WHAT TO PRODUCE:
In the entries that follow, how many lines contain "candidate"? Please reply with only the number.

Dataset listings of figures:
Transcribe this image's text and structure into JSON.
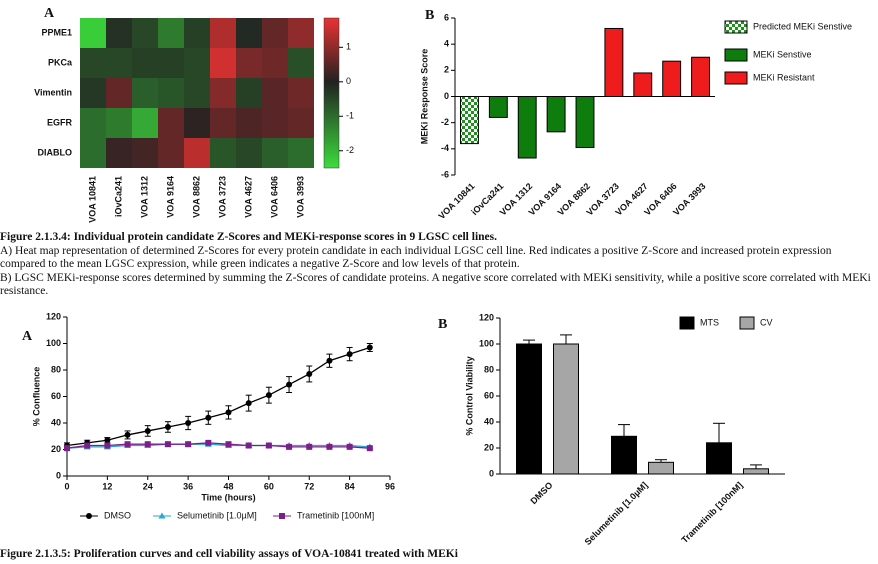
{
  "chart_data": [
    {
      "type": "heatmap",
      "panel": "A",
      "rows": [
        "PPME1",
        "PKCa",
        "Vimentin",
        "EGFR",
        "DIABLO"
      ],
      "columns": [
        "VOA 10841",
        "iOvCa241",
        "VOA 1312",
        "VOA 9164",
        "VOA 8862",
        "VOA 3723",
        "VOA 4627",
        "VOA 6406",
        "VOA 3993"
      ],
      "values": [
        [
          -2.3,
          -0.2,
          -0.5,
          -1.2,
          -0.4,
          1.3,
          -0.1,
          0.6,
          1.0
        ],
        [
          -0.5,
          -0.5,
          -0.4,
          -0.4,
          -0.5,
          1.6,
          0.8,
          0.7,
          -0.6
        ],
        [
          -0.3,
          0.6,
          -0.8,
          -0.7,
          -0.5,
          0.9,
          -0.4,
          0.5,
          0.7
        ],
        [
          -1.0,
          -1.2,
          -1.8,
          0.6,
          0.1,
          0.6,
          0.4,
          0.5,
          0.6
        ],
        [
          -1.0,
          0.2,
          0.3,
          0.6,
          1.4,
          -0.7,
          -0.5,
          -0.8,
          -1.0
        ]
      ],
      "zlim": [
        -2.5,
        1.85
      ],
      "zticks": [
        1,
        0,
        -1,
        -2
      ]
    },
    {
      "type": "bar",
      "panel": "B",
      "ylabel": "MEKi Response Score",
      "categories": [
        "VOA 10841",
        "iOvCa241",
        "VOA 1312",
        "VOA 9164",
        "VOA 8862",
        "VOA 3723",
        "VOA 4627",
        "VOA 6406",
        "VOA 3993"
      ],
      "series": [
        {
          "name": "Predicted MEKi Senstive",
          "color": "#1f8f1f",
          "pattern": "checker",
          "values": [
            -3.6,
            null,
            null,
            null,
            null,
            null,
            null,
            null,
            null
          ]
        },
        {
          "name": "MEKi Senstive",
          "color": "#0e7d0e",
          "values": [
            null,
            -1.6,
            -4.7,
            -2.7,
            -3.9,
            null,
            null,
            null,
            null
          ]
        },
        {
          "name": "MEKi Resistant",
          "color": "#ee1c1c",
          "values": [
            null,
            null,
            null,
            null,
            null,
            5.2,
            1.8,
            2.7,
            3.0
          ]
        }
      ],
      "ylim": [
        -6,
        6
      ],
      "yticks": [
        -6,
        -4,
        -2,
        0,
        2,
        4,
        6
      ]
    },
    {
      "type": "line",
      "panel": "A",
      "xlabel": "Time (hours)",
      "ylabel": "% Confluence",
      "x": [
        0,
        6,
        12,
        18,
        24,
        30,
        36,
        42,
        48,
        54,
        60,
        66,
        72,
        78,
        84,
        90
      ],
      "series": [
        {
          "name": "DMSO",
          "color": "#000000",
          "marker": "circle",
          "values": [
            23,
            25,
            27,
            31,
            34,
            37,
            40,
            44,
            48,
            55,
            61,
            69,
            77,
            87,
            92,
            97
          ],
          "errors": [
            2,
            2,
            2,
            3,
            4,
            4,
            5,
            5,
            5,
            6,
            6,
            6,
            6,
            5,
            5,
            3
          ]
        },
        {
          "name": "Selumetinib [1.0µM]",
          "color": "#2aa6d8",
          "marker": "triangle",
          "values": [
            21,
            22,
            22,
            23,
            23,
            24,
            24,
            24,
            23,
            23,
            23,
            23,
            23,
            23,
            23,
            22
          ]
        },
        {
          "name": "Trametinib [100nM]",
          "color": "#7b1f8a",
          "marker": "square",
          "values": [
            21,
            23,
            23,
            24,
            24,
            24,
            24,
            25,
            24,
            23,
            23,
            22,
            22,
            22,
            22,
            21
          ]
        }
      ],
      "xlim": [
        0,
        96
      ],
      "xticks": [
        0,
        12,
        24,
        36,
        48,
        60,
        72,
        84,
        96
      ],
      "ylim": [
        0,
        120
      ],
      "yticks": [
        0,
        20,
        40,
        60,
        80,
        100,
        120
      ]
    },
    {
      "type": "bar",
      "panel": "B",
      "ylabel": "% Control Viability",
      "categories": [
        "DMSO",
        "Selumetinib [1.0µM]",
        "Trametinib [100nM]"
      ],
      "series": [
        {
          "name": "MTS",
          "color": "#000000",
          "values": [
            100,
            29,
            24
          ],
          "errors": [
            3,
            9,
            15
          ]
        },
        {
          "name": "CV",
          "color": "#a6a6a6",
          "values": [
            100,
            9,
            4
          ],
          "errors": [
            7,
            2,
            3
          ]
        }
      ],
      "ylim": [
        0,
        120
      ],
      "yticks": [
        0,
        20,
        40,
        60,
        80,
        100,
        120
      ]
    }
  ],
  "captions": [
    {
      "title": "Figure 2.1.3.4: Individual protein candidate Z-Scores and MEKi-response scores in 9 LGSC cell lines.",
      "lines": [
        "A) Heat map representation of determined Z-Scores for every protein candidate in each individual LGSC cell line. Red indicates a positive Z-Score and increased protein expression compared to the mean LGSC expression, while green indicates a negative Z-Score and low levels of that protein.",
        "B) LGSC MEKi-response scores determined by summing the Z-Scores of candidate proteins. A negative score correlated with MEKi sensitivity, while a positive score correlated with MEKi resistance."
      ]
    },
    {
      "title": "Figure 2.1.3.5: Proliferation curves and cell viability assays of VOA-10841 treated with MEKi",
      "lines": []
    }
  ]
}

ANSWER SPACE:
3